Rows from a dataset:

####

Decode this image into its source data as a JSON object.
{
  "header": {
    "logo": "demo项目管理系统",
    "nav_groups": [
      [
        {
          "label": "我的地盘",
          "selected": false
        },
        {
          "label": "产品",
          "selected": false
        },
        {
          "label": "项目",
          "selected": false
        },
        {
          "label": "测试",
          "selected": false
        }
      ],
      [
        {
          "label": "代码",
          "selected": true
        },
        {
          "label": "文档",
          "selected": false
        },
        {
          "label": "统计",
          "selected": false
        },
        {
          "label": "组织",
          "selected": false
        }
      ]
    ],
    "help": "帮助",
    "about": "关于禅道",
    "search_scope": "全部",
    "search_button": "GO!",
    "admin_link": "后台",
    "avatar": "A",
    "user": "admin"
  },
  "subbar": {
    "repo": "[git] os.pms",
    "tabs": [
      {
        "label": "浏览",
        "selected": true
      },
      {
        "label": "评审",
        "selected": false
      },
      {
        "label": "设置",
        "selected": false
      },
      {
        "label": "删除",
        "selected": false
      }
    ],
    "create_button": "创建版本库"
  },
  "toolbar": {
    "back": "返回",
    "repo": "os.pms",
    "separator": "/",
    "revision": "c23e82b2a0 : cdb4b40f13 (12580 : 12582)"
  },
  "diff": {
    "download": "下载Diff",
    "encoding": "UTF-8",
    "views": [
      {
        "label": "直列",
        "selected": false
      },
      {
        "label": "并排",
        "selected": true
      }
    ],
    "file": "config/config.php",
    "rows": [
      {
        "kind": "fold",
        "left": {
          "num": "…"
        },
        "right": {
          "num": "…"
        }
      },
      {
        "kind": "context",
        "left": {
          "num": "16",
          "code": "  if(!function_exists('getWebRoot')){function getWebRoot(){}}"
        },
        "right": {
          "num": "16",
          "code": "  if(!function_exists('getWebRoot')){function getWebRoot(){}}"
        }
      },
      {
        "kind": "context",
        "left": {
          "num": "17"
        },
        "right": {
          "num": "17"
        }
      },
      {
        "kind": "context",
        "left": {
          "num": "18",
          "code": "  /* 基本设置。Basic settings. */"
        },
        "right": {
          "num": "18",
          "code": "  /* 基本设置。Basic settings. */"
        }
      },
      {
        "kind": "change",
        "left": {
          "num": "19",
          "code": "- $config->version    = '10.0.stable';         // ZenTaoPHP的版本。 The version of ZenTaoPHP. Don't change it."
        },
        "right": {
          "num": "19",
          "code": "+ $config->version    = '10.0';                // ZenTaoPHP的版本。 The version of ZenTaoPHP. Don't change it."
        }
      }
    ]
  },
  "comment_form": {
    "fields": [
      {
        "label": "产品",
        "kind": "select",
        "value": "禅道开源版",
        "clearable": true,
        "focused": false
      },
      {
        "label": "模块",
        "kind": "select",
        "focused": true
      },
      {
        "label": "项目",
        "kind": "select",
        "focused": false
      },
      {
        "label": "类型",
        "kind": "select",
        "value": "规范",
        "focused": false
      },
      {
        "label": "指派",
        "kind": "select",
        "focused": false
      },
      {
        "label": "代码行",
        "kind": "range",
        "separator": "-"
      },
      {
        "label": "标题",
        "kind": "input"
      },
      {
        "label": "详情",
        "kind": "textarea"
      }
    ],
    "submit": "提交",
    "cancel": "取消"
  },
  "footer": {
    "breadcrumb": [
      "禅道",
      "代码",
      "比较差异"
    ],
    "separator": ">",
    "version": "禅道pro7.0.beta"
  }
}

####

TASK BRIEF> The listing above must be transcribed exactly, line by line.

PROBLEM SOLUTION>
Decode this image into its source data as a JSON object.
{
  "header": {
    "logo": "demo项目管理系统",
    "nav_groups": [
      [
        {
          "label": "我的地盘",
          "selected": false
        },
        {
          "label": "产品",
          "selected": false
        },
        {
          "label": "项目",
          "selected": false
        },
        {
          "label": "测试",
          "selected": false
        }
      ],
      [
        {
          "label": "代码",
          "selected": true
        },
        {
          "label": "文档",
          "selected": false
        },
        {
          "label": "统计",
          "selected": false
        },
        {
          "label": "组织",
          "selected": false
        }
      ]
    ],
    "help": "帮助",
    "about": "关于禅道",
    "search_scope": "全部",
    "search_button": "GO!",
    "admin_link": "后台",
    "avatar": "A",
    "user": "admin"
  },
  "subbar": {
    "repo": "[git] os.pms",
    "tabs": [
      {
        "label": "浏览",
        "selected": true
      },
      {
        "label": "评审",
        "selected": false
      },
      {
        "label": "设置",
        "selected": false
      },
      {
        "label": "删除",
        "selected": false
      }
    ],
    "create_button": "创建版本库"
  },
  "toolbar": {
    "back": "返回",
    "repo": "os.pms",
    "separator": "/",
    "revision": "c23e82b2a0 : cdb4b40f13 (12580 : 12582)"
  },
  "diff": {
    "download": "下载Diff",
    "encoding": "UTF-8",
    "views": [
      {
        "label": "直列",
        "selected": false
      },
      {
        "label": "并排",
        "selected": true
      }
    ],
    "file": "config/config.php",
    "rows": [
      {
        "kind": "fold",
        "left": {
          "num": "…"
        },
        "right": {
          "num": "…"
        }
      },
      {
        "kind": "context",
        "left": {
          "num": "16",
          "code": "  if(!function_exists('getWebRoot')){function getWebRoot(){}}"
        },
        "right": {
          "num": "16",
          "code": "  if(!function_exists('getWebRoot')){function getWebRoot(){}}"
        }
      },
      {
        "kind": "context",
        "left": {
          "num": "17"
        },
        "right": {
          "num": "17"
        }
      },
      {
        "kind": "context",
        "left": {
          "num": "18",
          "code": "  /* 基本设置。Basic settings. */"
        },
        "right": {
          "num": "18",
          "code": "  /* 基本设置。Basic settings. */"
        }
      },
      {
        "kind": "change",
        "left": {
          "num": "19",
          "code": "- $config->version    = '10.0.stable';         // ZenTaoPHP的版本。 The version of ZenTaoPHP. Don't change it."
        },
        "right": {
          "num": "19",
          "code": "+ $config->version    = '10.0';                // ZenTaoPHP的版本。 The version of ZenTaoPHP. Don't change it."
        }
      }
    ]
  },
  "comment_form": {
    "fields": [
      {
        "label": "产品",
        "kind": "select",
        "value": "禅道开源版",
        "clearable": true,
        "focused": false
      },
      {
        "label": "模块",
        "kind": "select",
        "focused": true
      },
      {
        "label": "项目",
        "kind": "select",
        "focused": false
      },
      {
        "label": "类型",
        "kind": "select",
        "value": "规范",
        "focused": false
      },
      {
        "label": "指派",
        "kind": "select",
        "focused": false
      },
      {
        "label": "代码行",
        "kind": "range",
        "separator": "-"
      },
      {
        "label": "标题",
        "kind": "input"
      },
      {
        "label": "详情",
        "kind": "textarea"
      }
    ],
    "submit": "提交",
    "cancel": "取消"
  },
  "footer": {
    "breadcrumb": [
      "禅道",
      "代码",
      "比较差异"
    ],
    "separator": ">",
    "version": "禅道pro7.0.beta"
  }
}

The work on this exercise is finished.